INSTRUCTIONS TO FOLLOW: Search the listing below for "Šwamberka". Copy each matching line.
==================================================
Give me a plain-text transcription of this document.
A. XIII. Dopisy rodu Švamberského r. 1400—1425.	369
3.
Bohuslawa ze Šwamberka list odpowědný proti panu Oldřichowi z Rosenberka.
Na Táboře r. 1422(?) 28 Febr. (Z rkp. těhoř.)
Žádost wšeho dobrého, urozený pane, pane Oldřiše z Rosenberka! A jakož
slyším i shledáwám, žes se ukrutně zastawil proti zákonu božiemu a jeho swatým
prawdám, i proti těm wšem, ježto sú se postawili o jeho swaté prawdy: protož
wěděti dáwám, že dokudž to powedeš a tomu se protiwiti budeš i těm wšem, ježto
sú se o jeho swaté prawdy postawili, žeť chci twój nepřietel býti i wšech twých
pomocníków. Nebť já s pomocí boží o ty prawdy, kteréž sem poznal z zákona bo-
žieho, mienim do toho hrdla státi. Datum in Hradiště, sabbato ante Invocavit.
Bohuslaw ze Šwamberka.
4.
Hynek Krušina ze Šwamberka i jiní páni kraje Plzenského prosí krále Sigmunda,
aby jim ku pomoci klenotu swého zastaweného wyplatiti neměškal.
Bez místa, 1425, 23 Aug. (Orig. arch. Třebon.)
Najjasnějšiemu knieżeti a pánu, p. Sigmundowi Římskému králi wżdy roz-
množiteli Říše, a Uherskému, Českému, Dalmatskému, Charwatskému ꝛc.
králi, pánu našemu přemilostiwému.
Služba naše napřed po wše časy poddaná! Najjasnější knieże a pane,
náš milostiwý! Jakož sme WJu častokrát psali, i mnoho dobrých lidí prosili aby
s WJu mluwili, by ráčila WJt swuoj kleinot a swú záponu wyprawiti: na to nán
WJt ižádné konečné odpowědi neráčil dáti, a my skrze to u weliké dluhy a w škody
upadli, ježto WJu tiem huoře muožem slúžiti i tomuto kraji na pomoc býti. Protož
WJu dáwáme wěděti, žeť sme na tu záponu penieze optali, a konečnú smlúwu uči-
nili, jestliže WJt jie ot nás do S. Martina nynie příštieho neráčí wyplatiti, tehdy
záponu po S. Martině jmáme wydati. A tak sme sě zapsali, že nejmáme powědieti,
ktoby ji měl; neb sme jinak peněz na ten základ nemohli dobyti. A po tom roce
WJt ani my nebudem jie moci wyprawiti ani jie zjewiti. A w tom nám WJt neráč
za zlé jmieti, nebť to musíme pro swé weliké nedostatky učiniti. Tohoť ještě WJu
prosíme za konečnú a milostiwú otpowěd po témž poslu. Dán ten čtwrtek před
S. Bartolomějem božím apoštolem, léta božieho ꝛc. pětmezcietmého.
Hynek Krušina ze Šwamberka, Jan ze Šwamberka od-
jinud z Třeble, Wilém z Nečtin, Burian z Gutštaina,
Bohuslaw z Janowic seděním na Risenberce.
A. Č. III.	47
==================================================
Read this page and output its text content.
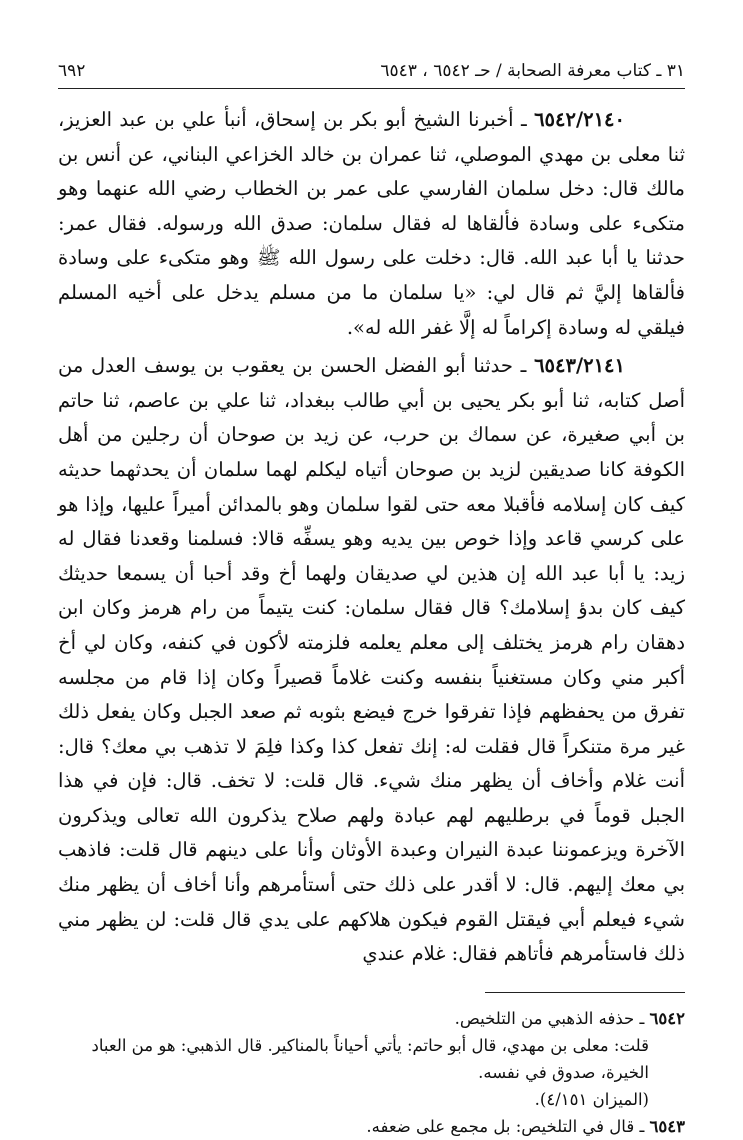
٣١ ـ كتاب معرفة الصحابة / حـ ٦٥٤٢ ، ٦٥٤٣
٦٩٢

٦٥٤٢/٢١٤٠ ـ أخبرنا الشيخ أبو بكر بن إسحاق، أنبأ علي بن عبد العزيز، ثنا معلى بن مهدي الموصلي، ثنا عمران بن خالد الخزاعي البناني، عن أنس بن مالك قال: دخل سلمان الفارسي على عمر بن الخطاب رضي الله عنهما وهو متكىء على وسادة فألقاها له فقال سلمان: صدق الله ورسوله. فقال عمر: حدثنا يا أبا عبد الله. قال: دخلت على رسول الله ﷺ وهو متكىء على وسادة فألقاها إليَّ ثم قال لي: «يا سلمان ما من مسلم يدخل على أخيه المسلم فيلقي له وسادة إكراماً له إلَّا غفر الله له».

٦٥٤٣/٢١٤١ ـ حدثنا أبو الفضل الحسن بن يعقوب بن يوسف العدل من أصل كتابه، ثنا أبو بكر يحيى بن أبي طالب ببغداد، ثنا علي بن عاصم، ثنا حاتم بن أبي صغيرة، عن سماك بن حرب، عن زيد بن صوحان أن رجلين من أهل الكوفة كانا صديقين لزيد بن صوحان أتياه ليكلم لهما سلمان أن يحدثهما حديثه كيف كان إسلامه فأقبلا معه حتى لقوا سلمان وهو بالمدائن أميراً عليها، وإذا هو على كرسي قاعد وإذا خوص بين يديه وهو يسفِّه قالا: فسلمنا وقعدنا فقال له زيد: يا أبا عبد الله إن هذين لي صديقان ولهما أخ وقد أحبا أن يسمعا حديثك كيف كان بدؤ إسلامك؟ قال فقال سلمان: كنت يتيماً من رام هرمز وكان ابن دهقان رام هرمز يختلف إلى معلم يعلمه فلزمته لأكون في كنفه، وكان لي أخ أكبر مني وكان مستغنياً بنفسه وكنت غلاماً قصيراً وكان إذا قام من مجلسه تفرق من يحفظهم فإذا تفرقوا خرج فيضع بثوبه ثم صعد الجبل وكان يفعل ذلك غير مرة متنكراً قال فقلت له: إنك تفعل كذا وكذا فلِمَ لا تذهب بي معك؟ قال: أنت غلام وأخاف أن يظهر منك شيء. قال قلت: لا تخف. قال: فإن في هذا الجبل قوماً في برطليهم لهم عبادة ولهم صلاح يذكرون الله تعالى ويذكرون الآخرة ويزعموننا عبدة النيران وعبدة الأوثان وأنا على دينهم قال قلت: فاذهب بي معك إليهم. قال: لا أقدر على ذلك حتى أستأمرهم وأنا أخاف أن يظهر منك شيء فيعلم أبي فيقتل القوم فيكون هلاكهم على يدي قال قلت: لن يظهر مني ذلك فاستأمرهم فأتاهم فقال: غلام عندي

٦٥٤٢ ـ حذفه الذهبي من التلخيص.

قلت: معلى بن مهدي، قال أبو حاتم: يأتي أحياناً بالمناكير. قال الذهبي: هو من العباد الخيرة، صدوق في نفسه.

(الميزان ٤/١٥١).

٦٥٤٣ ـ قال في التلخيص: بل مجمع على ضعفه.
==================================================
SOLUTION TO THE EXERCISE:
Bohuslawa ze Šwamberka list odpowědný proti panu Oldřichowi z Rosenberka.
Bohuslaw ze Šwamberka.
Hynek Krušina ze Šwamberka i jiní páni kraje Plzenského prosí krále Sigmunda,
Hynek Krušina ze Šwamberka, Jan ze Šwamberka od-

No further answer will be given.